> [Records for the task]
=======

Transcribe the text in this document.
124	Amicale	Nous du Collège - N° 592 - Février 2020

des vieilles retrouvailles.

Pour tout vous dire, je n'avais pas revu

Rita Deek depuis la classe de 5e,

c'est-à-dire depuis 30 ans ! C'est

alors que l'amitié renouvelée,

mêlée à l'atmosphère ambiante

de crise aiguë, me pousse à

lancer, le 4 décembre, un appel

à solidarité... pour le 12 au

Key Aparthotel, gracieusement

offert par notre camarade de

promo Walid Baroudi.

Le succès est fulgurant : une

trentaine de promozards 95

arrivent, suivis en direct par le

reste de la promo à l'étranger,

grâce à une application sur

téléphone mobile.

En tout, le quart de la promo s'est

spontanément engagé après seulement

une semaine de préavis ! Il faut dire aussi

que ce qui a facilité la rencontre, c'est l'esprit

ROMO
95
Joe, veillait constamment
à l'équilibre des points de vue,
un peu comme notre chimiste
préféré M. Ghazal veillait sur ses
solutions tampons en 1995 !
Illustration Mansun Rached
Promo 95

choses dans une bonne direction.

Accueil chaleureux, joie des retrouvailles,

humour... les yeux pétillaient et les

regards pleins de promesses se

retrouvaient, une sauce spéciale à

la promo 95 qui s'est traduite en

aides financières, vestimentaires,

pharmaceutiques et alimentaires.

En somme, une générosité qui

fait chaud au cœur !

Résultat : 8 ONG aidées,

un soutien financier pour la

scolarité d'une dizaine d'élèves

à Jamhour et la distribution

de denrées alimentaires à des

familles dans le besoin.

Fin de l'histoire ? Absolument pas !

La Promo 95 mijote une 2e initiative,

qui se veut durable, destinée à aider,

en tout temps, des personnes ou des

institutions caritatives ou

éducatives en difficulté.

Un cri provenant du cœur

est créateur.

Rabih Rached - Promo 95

=======

Print all the data exactly.

Transcribe the text in this document.
124	Amicale	Nous du Collège - N° 592 - Février 2020

des vieilles retrouvailles.

Pour tout vous dire, je n'avais pas revu

Rita Deek depuis la classe de 5e,

c'est-à-dire depuis 30 ans ! C'est

alors que l'amitié renouvelée,

mêlée à l'atmosphère ambiante

de crise aiguë, me pousse à

lancer, le 4 décembre, un appel

à solidarité... pour le 12 au

Key Aparthotel, gracieusement

offert par notre camarade de

promo Walid Baroudi.

Le succès est fulgurant : une

trentaine de promozards 95

arrivent, suivis en direct par le

reste de la promo à l'étranger,

grâce à une application sur

téléphone mobile.

En tout, le quart de la promo s'est

spontanément engagé après seulement

une semaine de préavis ! Il faut dire aussi

que ce qui a facilité la rencontre, c'est l'esprit

ROMO
95
Joe, veillait constamment
à l'équilibre des points de vue,
un peu comme notre chimiste
préféré M. Ghazal veillait sur ses
solutions tampons en 1995 !
Illustration Mansun Rached
Promo 95

choses dans une bonne direction.

Accueil chaleureux, joie des retrouvailles,

humour... les yeux pétillaient et les

regards pleins de promesses se

retrouvaient, une sauce spéciale à

la promo 95 qui s'est traduite en

aides financières, vestimentaires,

pharmaceutiques et alimentaires.

En somme, une générosité qui

fait chaud au cœur !

Résultat : 8 ONG aidées,

un soutien financier pour la

scolarité d'une dizaine d'élèves

à Jamhour et la distribution

de denrées alimentaires à des

familles dans le besoin.

Fin de l'histoire ? Absolument pas !

La Promo 95 mijote une 2e initiative,

qui se veut durable, destinée à aider,

en tout temps, des personnes ou des

institutions caritatives ou

éducatives en difficulté.

Un cri provenant du cœur

est créateur.

Rabih Rached - Promo 95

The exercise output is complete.